THE TASK
Write out the material exactly, leaving every picture behind.

** BEGIN ITEMS **

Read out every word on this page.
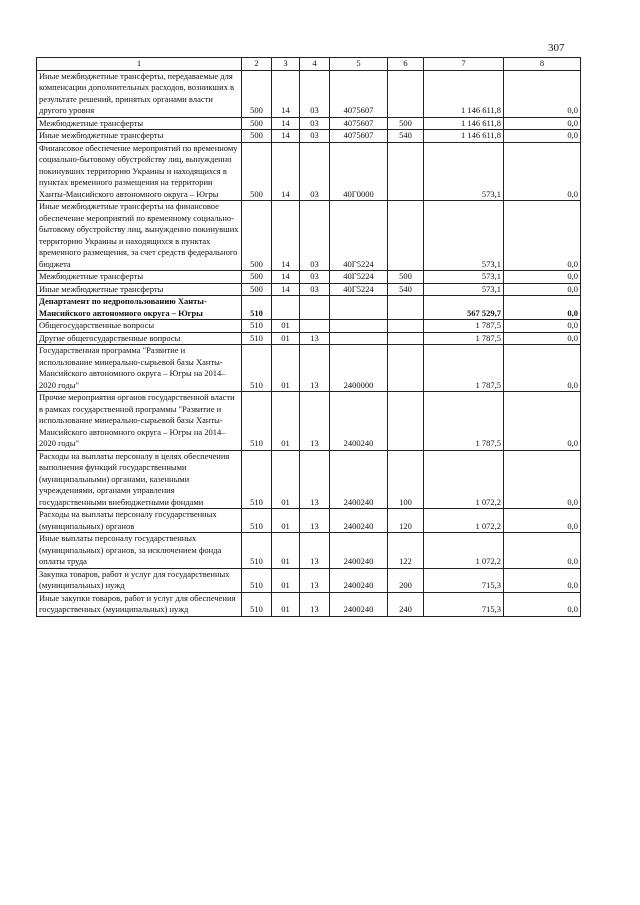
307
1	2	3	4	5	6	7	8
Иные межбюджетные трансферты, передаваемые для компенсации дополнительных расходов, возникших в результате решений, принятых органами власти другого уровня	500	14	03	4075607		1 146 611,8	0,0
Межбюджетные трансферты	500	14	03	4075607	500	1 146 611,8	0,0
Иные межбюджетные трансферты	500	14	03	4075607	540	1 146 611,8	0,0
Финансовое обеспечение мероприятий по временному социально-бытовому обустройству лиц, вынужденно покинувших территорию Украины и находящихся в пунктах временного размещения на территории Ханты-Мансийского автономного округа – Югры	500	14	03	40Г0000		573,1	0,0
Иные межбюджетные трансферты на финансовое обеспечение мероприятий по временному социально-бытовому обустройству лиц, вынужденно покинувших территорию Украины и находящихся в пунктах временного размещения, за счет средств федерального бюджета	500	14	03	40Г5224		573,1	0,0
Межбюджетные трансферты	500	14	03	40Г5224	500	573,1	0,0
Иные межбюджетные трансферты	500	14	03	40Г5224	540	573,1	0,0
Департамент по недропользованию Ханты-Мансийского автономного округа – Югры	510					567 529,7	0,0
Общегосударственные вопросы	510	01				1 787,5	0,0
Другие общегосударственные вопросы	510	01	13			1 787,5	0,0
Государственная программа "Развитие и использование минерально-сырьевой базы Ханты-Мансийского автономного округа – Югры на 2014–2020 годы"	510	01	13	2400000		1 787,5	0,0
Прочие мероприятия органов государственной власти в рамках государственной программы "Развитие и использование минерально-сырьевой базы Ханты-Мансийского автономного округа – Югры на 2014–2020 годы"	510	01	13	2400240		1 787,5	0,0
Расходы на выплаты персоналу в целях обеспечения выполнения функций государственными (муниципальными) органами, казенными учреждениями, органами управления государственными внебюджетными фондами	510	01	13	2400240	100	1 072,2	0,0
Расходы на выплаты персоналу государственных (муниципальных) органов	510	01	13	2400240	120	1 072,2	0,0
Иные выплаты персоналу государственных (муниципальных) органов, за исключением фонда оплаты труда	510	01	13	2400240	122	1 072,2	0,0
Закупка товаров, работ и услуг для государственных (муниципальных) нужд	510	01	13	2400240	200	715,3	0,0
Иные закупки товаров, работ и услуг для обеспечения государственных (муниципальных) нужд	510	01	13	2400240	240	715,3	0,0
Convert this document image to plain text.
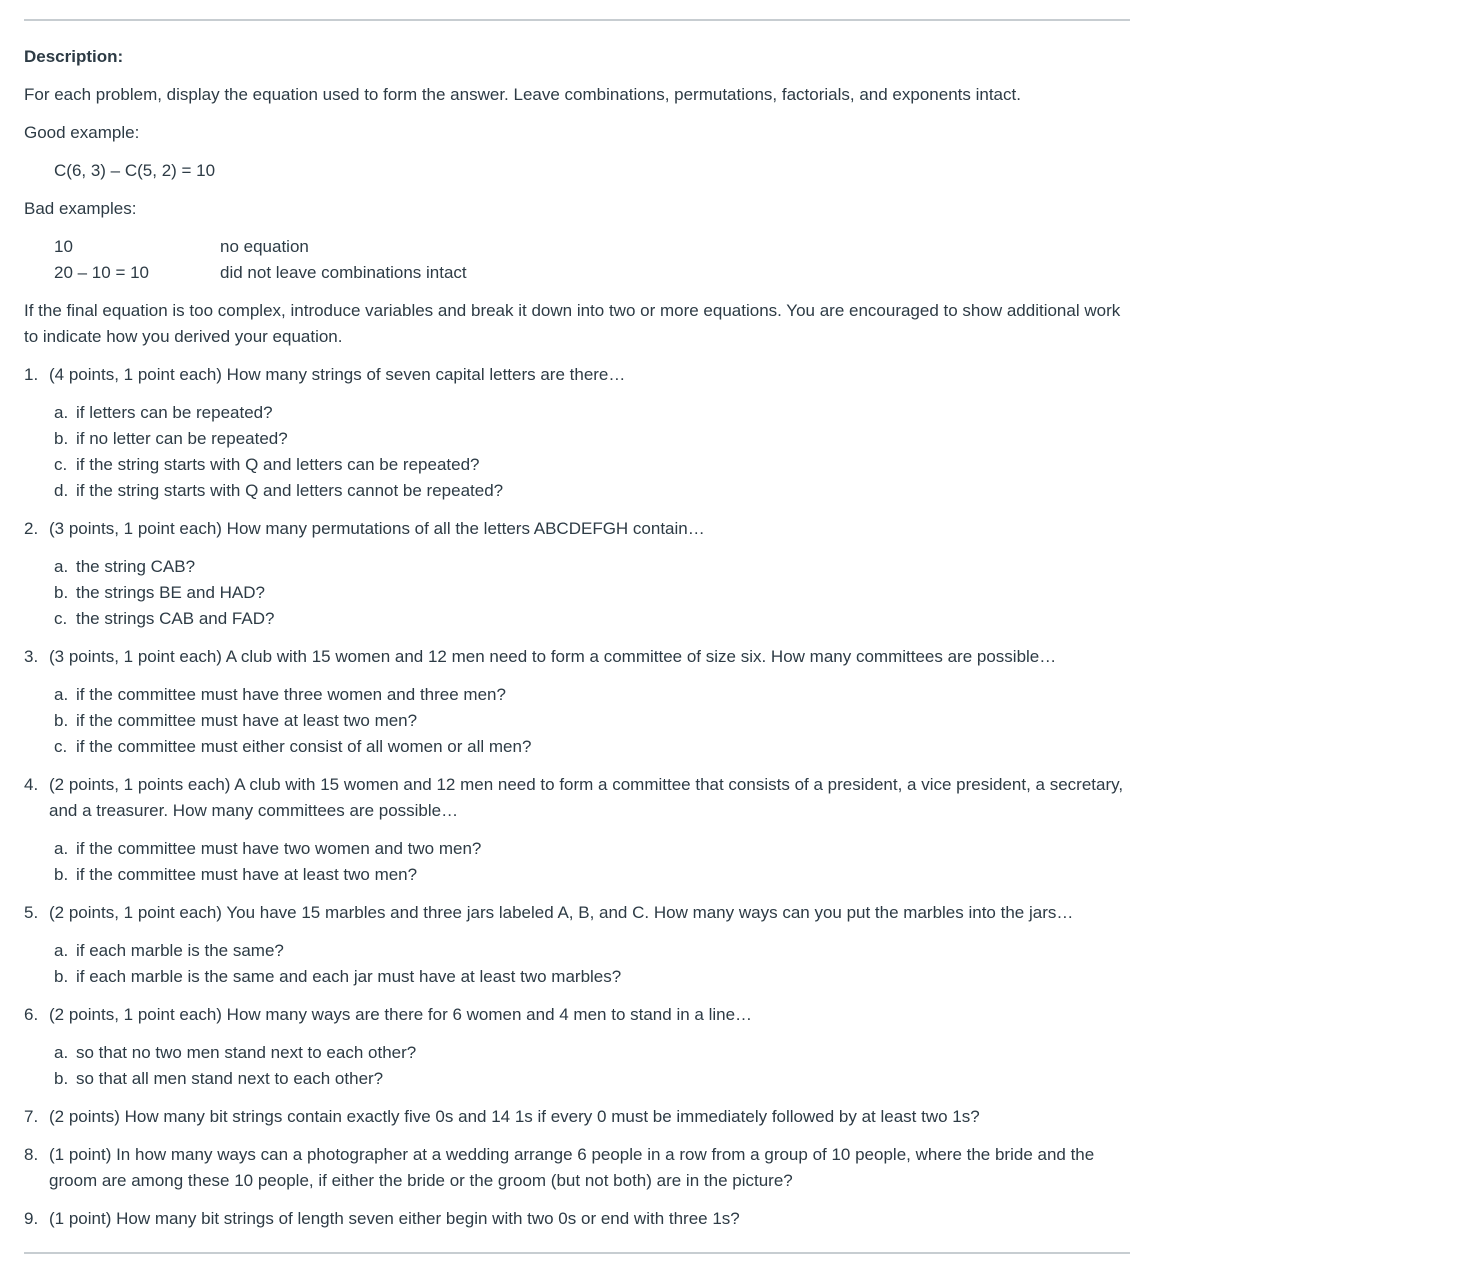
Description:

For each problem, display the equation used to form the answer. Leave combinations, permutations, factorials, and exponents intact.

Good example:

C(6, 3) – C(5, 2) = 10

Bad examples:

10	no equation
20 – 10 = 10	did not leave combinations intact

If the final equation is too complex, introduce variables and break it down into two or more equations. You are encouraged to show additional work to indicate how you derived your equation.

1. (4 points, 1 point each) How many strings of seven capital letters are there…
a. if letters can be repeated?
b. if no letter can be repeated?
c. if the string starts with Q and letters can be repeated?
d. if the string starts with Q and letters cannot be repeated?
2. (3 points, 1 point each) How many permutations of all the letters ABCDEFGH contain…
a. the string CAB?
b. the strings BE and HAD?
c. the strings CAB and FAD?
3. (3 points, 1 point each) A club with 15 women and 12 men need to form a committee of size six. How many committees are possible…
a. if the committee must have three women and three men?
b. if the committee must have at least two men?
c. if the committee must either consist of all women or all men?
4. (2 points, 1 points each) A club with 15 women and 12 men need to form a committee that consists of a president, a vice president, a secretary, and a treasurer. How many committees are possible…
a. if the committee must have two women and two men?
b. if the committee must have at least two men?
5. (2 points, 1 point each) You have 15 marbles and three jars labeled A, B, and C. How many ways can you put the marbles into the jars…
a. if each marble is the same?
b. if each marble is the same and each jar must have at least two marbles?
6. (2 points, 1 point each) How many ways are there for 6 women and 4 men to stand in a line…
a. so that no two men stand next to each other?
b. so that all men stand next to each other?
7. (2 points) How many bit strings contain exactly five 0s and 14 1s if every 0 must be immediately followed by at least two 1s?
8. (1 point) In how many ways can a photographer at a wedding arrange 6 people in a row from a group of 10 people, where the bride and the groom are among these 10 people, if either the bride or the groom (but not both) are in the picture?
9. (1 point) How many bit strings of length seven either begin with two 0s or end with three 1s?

** END ITEMS **

EXERCISE SOLUTION
Read out every word on this page.
307
1	2	3	4	5	6	7	8
Иные межбюджетные трансферты, передаваемые для компенсации дополнительных расходов, возникших в результате решений, принятых органами власти другого уровня	500	14	03	4075607		1 146 611,8	0,0
Межбюджетные трансферты	500	14	03	4075607	500	1 146 611,8	0,0
Иные межбюджетные трансферты	500	14	03	4075607	540	1 146 611,8	0,0
Финансовое обеспечение мероприятий по временному социально-бытовому обустройству лиц, вынужденно покинувших территорию Украины и находящихся в пунктах временного размещения на территории Ханты-Мансийского автономного округа – Югры	500	14	03	40Г0000		573,1	0,0
Иные межбюджетные трансферты на финансовое обеспечение мероприятий по временному социально-бытовому обустройству лиц, вынужденно покинувших территорию Украины и находящихся в пунктах временного размещения, за счет средств федерального бюджета	500	14	03	40Г5224		573,1	0,0
Межбюджетные трансферты	500	14	03	40Г5224	500	573,1	0,0
Иные межбюджетные трансферты	500	14	03	40Г5224	540	573,1	0,0
Департамент по недропользованию Ханты-Мансийского автономного округа – Югры	510					567 529,7	0,0
Общегосударственные вопросы	510	01				1 787,5	0,0
Другие общегосударственные вопросы	510	01	13			1 787,5	0,0
Государственная программа "Развитие и использование минерально-сырьевой базы Ханты-Мансийского автономного округа – Югры на 2014–2020 годы"	510	01	13	2400000		1 787,5	0,0
Прочие мероприятия органов государственной власти в рамках государственной программы "Развитие и использование минерально-сырьевой базы Ханты-Мансийского автономного округа – Югры на 2014–2020 годы"	510	01	13	2400240		1 787,5	0,0
Расходы на выплаты персоналу в целях обеспечения выполнения функций государственными (муниципальными) органами, казенными учреждениями, органами управления государственными внебюджетными фондами	510	01	13	2400240	100	1 072,2	0,0
Расходы на выплаты персоналу государственных (муниципальных) органов	510	01	13	2400240	120	1 072,2	0,0
Иные выплаты персоналу государственных (муниципальных) органов, за исключением фонда оплаты труда	510	01	13	2400240	122	1 072,2	0,0
Закупка товаров, работ и услуг для государственных (муниципальных) нужд	510	01	13	2400240	200	715,3	0,0
Иные закупки товаров, работ и услуг для обеспечения государственных (муниципальных) нужд	510	01	13	2400240	240	715,3	0,0
Convert this document image to plain text.
Description:

For each problem, display the equation used to form the answer. Leave combinations, permutations, factorials, and exponents intact.

Good example:

C(6, 3) – C(5, 2) = 10

Bad examples:

10	no equation
20 – 10 = 10	did not leave combinations intact

If the final equation is too complex, introduce variables and break it down into two or more equations. You are encouraged to show additional work to indicate how you derived your equation.

1. (4 points, 1 point each) How many strings of seven capital letters are there…
a. if letters can be repeated?
b. if no letter can be repeated?
c. if the string starts with Q and letters can be repeated?
d. if the string starts with Q and letters cannot be repeated?
2. (3 points, 1 point each) How many permutations of all the letters ABCDEFGH contain…
a. the string CAB?
b. the strings BE and HAD?
c. the strings CAB and FAD?
3. (3 points, 1 point each) A club with 15 women and 12 men need to form a committee of size six. How many committees are possible…
a. if the committee must have three women and three men?
b. if the committee must have at least two men?
c. if the committee must either consist of all women or all men?
4. (2 points, 1 points each) A club with 15 women and 12 men need to form a committee that consists of a president, a vice president, a secretary, and a treasurer. How many committees are possible…
a. if the committee must have two women and two men?
b. if the committee must have at least two men?
5. (2 points, 1 point each) You have 15 marbles and three jars labeled A, B, and C. How many ways can you put the marbles into the jars…
a. if each marble is the same?
b. if each marble is the same and each jar must have at least two marbles?
6. (2 points, 1 point each) How many ways are there for 6 women and 4 men to stand in a line…
a. so that no two men stand next to each other?
b. so that all men stand next to each other?
7. (2 points) How many bit strings contain exactly five 0s and 14 1s if every 0 must be immediately followed by at least two 1s?
8. (1 point) In how many ways can a photographer at a wedding arrange 6 people in a row from a group of 10 people, where the bride and the groom are among these 10 people, if either the bride or the groom (but not both) are in the picture?
9. (1 point) How many bit strings of length seven either begin with two 0s or end with three 1s?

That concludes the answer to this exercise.